• [What to work on]:
Exact repetition of every entry is required.

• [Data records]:
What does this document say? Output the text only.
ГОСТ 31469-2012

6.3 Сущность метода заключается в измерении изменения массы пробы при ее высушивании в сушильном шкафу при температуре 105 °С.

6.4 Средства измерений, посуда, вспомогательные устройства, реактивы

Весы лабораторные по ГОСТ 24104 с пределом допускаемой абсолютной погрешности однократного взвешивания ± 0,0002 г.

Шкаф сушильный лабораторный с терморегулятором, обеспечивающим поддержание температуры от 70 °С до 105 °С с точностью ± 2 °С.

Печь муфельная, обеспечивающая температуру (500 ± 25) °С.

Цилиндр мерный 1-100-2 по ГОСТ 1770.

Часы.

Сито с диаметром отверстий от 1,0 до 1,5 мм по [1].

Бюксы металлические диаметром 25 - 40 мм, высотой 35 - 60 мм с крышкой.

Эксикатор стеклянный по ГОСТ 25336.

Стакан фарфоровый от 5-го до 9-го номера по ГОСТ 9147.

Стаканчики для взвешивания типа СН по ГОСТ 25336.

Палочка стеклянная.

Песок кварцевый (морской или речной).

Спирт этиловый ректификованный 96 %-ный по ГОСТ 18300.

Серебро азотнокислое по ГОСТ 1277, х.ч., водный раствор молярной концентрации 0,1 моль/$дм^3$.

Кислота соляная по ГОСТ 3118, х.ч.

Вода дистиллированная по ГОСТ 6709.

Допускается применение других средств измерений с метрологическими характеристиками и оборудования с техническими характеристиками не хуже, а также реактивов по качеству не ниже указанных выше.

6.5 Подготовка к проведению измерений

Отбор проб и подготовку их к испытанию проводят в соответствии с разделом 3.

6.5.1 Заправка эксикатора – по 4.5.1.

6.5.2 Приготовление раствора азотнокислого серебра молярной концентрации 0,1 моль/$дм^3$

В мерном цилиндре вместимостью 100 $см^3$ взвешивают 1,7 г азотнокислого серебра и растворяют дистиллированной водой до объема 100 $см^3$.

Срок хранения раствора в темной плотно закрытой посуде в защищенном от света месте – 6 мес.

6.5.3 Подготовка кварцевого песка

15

• [Answer for this exercise]:
What does this document say? Output the text only.
ГОСТ 31469-2012

6.3 Сущность метода заключается в измерении изменения массы пробы при ее высушивании в сушильном шкафу при температуре 105 °С.

6.4 Средства измерений, посуда, вспомогательные устройства, реактивы

Весы лабораторные по ГОСТ 24104 с пределом допускаемой абсолютной погрешности однократного взвешивания ± 0,0002 г.

Шкаф сушильный лабораторный с терморегулятором, обеспечивающим поддержание температуры от 70 °С до 105 °С с точностью ± 2 °С.

Печь муфельная, обеспечивающая температуру (500 ± 25) °С.

Цилиндр мерный 1-100-2 по ГОСТ 1770.

Часы.

Сито с диаметром отверстий от 1,0 до 1,5 мм по [1].

Бюксы металлические диаметром 25 - 40 мм, высотой 35 - 60 мм с крышкой.

Эксикатор стеклянный по ГОСТ 25336.

Стакан фарфоровый от 5-го до 9-го номера по ГОСТ 9147.

Стаканчики для взвешивания типа СН по ГОСТ 25336.

Палочка стеклянная.

Песок кварцевый (морской или речной).

Спирт этиловый ректификованный 96 %-ный по ГОСТ 18300.

Серебро азотнокислое по ГОСТ 1277, х.ч., водный раствор молярной концентрации 0,1 моль/$дм^3$.

Кислота соляная по ГОСТ 3118, х.ч.

Вода дистиллированная по ГОСТ 6709.

Допускается применение других средств измерений с метрологическими характеристиками и оборудования с техническими характеристиками не хуже, а также реактивов по качеству не ниже указанных выше.

6.5 Подготовка к проведению измерений

Отбор проб и подготовку их к испытанию проводят в соответствии с разделом 3.

6.5.1 Заправка эксикатора – по 4.5.1.

6.5.2 Приготовление раствора азотнокислого серебра молярной концентрации 0,1 моль/$дм^3$

В мерном цилиндре вместимостью 100 $см^3$ взвешивают 1,7 г азотнокислого серебра и растворяют дистиллированной водой до объема 100 $см^3$.

Срок хранения раствора в темной плотно закрытой посуде в защищенном от света месте – 6 мес.

6.5.3 Подготовка кварцевого песка

15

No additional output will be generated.